* Goal of the exercise
All lines below must be repeated exactly, with the pictures omitted.

+++ Extracted material +++

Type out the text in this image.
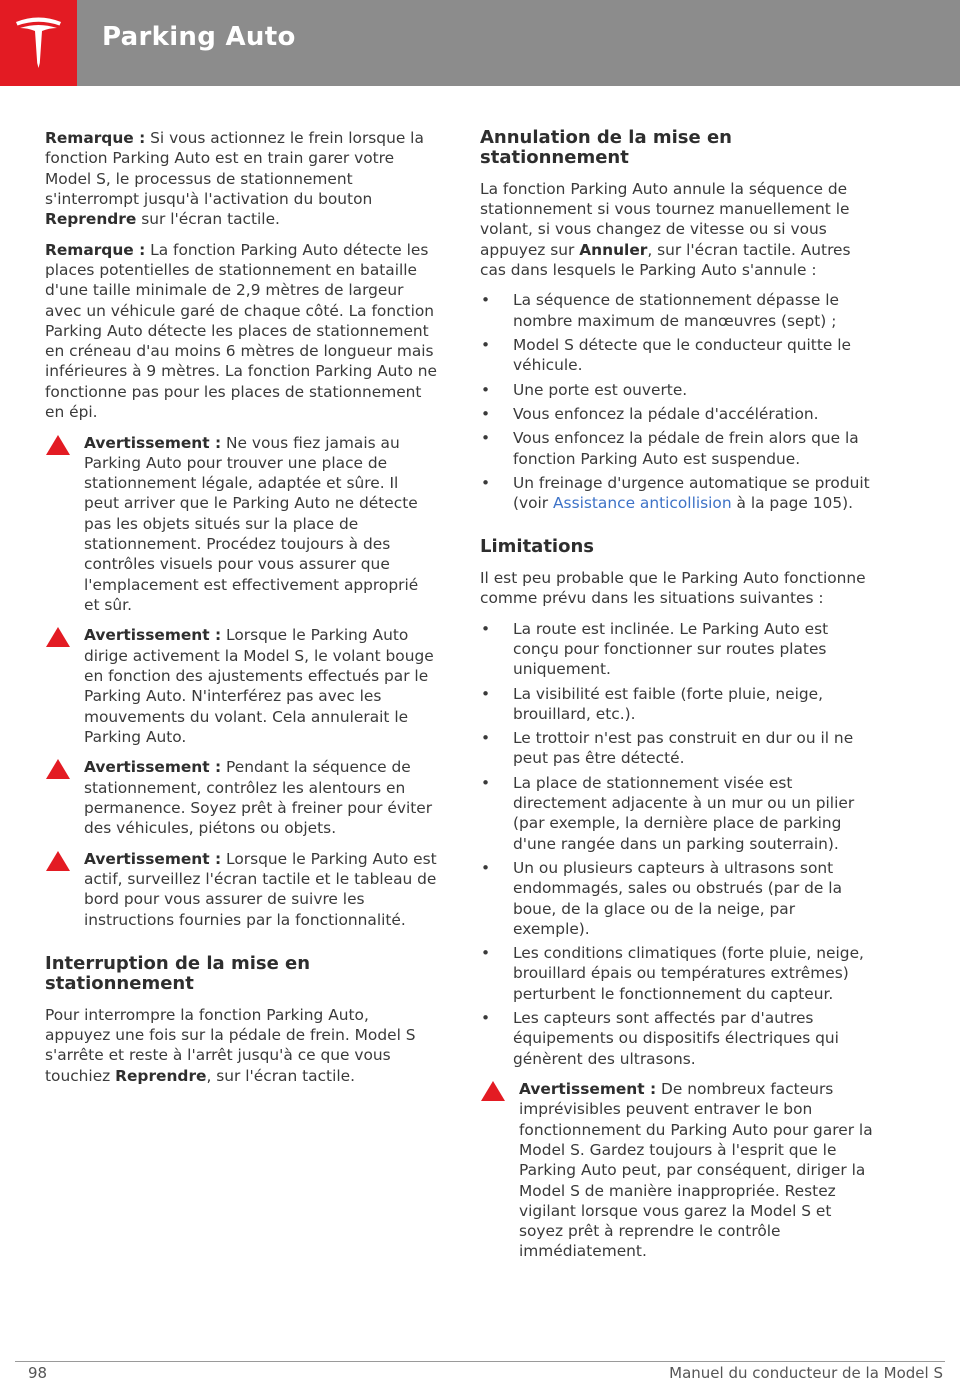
Parking Auto

Remarque : Si vous actionnez le frein lorsque la fonction Parking Auto est en train garer votre Model S, le processus de stationnement s'interrompt jusqu'à l'activation du bouton Reprendre sur l'écran tactile.

Remarque : La fonction Parking Auto détecte les places potentielles de stationnement en bataille d'une taille minimale de 2,9 mètres de largeur avec un véhicule garé de chaque côté. La fonction Parking Auto détecte les places de stationnement en créneau d'au moins 6 mètres de longueur mais inférieures à 9 mètres. La fonction Parking Auto ne fonctionne pas pour les places de stationnement en épi.

Avertissement : Ne vous fiez jamais au Parking Auto pour trouver une place de stationnement légale, adaptée et sûre. Il peut arriver que le Parking Auto ne détecte pas les objets situés sur la place de stationnement. Procédez toujours à des contrôles visuels pour vous assurer que l'emplacement est effectivement approprié et sûr.
Avertissement : Lorsque le Parking Auto dirige activement la Model S, le volant bouge en fonction des ajustements effectués par le Parking Auto. N'interférez pas avec les mouvements du volant. Cela annulerait le Parking Auto.
Avertissement : Pendant la séquence de stationnement, contrôlez les alentours en permanence. Soyez prêt à freiner pour éviter des véhicules, piétons ou objets.
Avertissement : Lorsque le Parking Auto est actif, surveillez l'écran tactile et le tableau de bord pour vous assurer de suivre les instructions fournies par la fonctionnalité.
Interruption de la mise en stationnement

Pour interrompre la fonction Parking Auto, appuyez une fois sur la pédale de frein. Model S s'arrête et reste à l'arrêt jusqu'à ce que vous touchiez Reprendre, sur l'écran tactile.

Annulation de la mise en stationnement

La fonction Parking Auto annule la séquence de stationnement si vous tournez manuellement le volant, si vous changez de vitesse ou si vous appuyez sur Annuler, sur l'écran tactile. Autres cas dans lesquels le Parking Auto s'annule :

• La séquence de stationnement dépasse le nombre maximum de manœuvres (sept) ;
• Model S détecte que le conducteur quitte le véhicule.
• Une porte est ouverte.
• Vous enfoncez la pédale d'accélération.
• Vous enfoncez la pédale de frein alors que la fonction Parking Auto est suspendue.
• Un freinage d'urgence automatique se produit (voir Assistance anticollision à la page 105).
Limitations

Il est peu probable que le Parking Auto fonctionne comme prévu dans les situations suivantes :

• La route est inclinée. Le Parking Auto est conçu pour fonctionner sur routes plates uniquement.
• La visibilité est faible (forte pluie, neige, brouillard, etc.).
• Le trottoir n'est pas construit en dur ou il ne peut pas être détecté.
• La place de stationnement visée est directement adjacente à un mur ou un pilier (par exemple, la dernière place de parking d'une rangée dans un parking souterrain).
• Un ou plusieurs capteurs à ultrasons sont endommagés, sales ou obstrués (par de la boue, de la glace ou de la neige, par exemple).
• Les conditions climatiques (forte pluie, neige, brouillard épais ou températures extrêmes) perturbent le fonctionnement du capteur.
• Les capteurs sont affectés par d'autres équipements ou dispositifs électriques qui génèrent des ultrasons.
Avertissement : De nombreux facteurs imprévisibles peuvent entraver le bon fonctionnement du Parking Auto pour garer la Model S. Gardez toujours à l'esprit que le Parking Auto peut, par conséquent, diriger la Model S de manière inappropriée. Restez vigilant lorsque vous garez la Model S et soyez prêt à reprendre le contrôle immédiatement.
98	Manuel du conducteur de la Model S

+++

* Exercise solution
Type out the text in this image.
Parking Auto

Remarque : Si vous actionnez le frein lorsque la fonction Parking Auto est en train garer votre Model S, le processus de stationnement s'interrompt jusqu'à l'activation du bouton Reprendre sur l'écran tactile.

Remarque : La fonction Parking Auto détecte les places potentielles de stationnement en bataille d'une taille minimale de 2,9 mètres de largeur avec un véhicule garé de chaque côté. La fonction Parking Auto détecte les places de stationnement en créneau d'au moins 6 mètres de longueur mais inférieures à 9 mètres. La fonction Parking Auto ne fonctionne pas pour les places de stationnement en épi.

Avertissement : Ne vous fiez jamais au Parking Auto pour trouver une place de stationnement légale, adaptée et sûre. Il peut arriver que le Parking Auto ne détecte pas les objets situés sur la place de stationnement. Procédez toujours à des contrôles visuels pour vous assurer que l'emplacement est effectivement approprié et sûr.
Avertissement : Lorsque le Parking Auto dirige activement la Model S, le volant bouge en fonction des ajustements effectués par le Parking Auto. N'interférez pas avec les mouvements du volant. Cela annulerait le Parking Auto.
Avertissement : Pendant la séquence de stationnement, contrôlez les alentours en permanence. Soyez prêt à freiner pour éviter des véhicules, piétons ou objets.
Avertissement : Lorsque le Parking Auto est actif, surveillez l'écran tactile et le tableau de bord pour vous assurer de suivre les instructions fournies par la fonctionnalité.
Interruption de la mise en stationnement

Pour interrompre la fonction Parking Auto, appuyez une fois sur la pédale de frein. Model S s'arrête et reste à l'arrêt jusqu'à ce que vous touchiez Reprendre, sur l'écran tactile.

Annulation de la mise en stationnement

La fonction Parking Auto annule la séquence de stationnement si vous tournez manuellement le volant, si vous changez de vitesse ou si vous appuyez sur Annuler, sur l'écran tactile. Autres cas dans lesquels le Parking Auto s'annule :

• La séquence de stationnement dépasse le nombre maximum de manœuvres (sept) ;
• Model S détecte que le conducteur quitte le véhicule.
• Une porte est ouverte.
• Vous enfoncez la pédale d'accélération.
• Vous enfoncez la pédale de frein alors que la fonction Parking Auto est suspendue.
• Un freinage d'urgence automatique se produit (voir Assistance anticollision à la page 105).
Limitations

Il est peu probable que le Parking Auto fonctionne comme prévu dans les situations suivantes :

• La route est inclinée. Le Parking Auto est conçu pour fonctionner sur routes plates uniquement.
• La visibilité est faible (forte pluie, neige, brouillard, etc.).
• Le trottoir n'est pas construit en dur ou il ne peut pas être détecté.
• La place de stationnement visée est directement adjacente à un mur ou un pilier (par exemple, la dernière place de parking d'une rangée dans un parking souterrain).
• Un ou plusieurs capteurs à ultrasons sont endommagés, sales ou obstrués (par de la boue, de la glace ou de la neige, par exemple).
• Les conditions climatiques (forte pluie, neige, brouillard épais ou températures extrêmes) perturbent le fonctionnement du capteur.
• Les capteurs sont affectés par d'autres équipements ou dispositifs électriques qui génèrent des ultrasons.
Avertissement : De nombreux facteurs imprévisibles peuvent entraver le bon fonctionnement du Parking Auto pour garer la Model S. Gardez toujours à l'esprit que le Parking Auto peut, par conséquent, diriger la Model S de manière inappropriée. Restez vigilant lorsque vous garez la Model S et soyez prêt à reprendre le contrôle immédiatement.
98	Manuel du conducteur de la Model S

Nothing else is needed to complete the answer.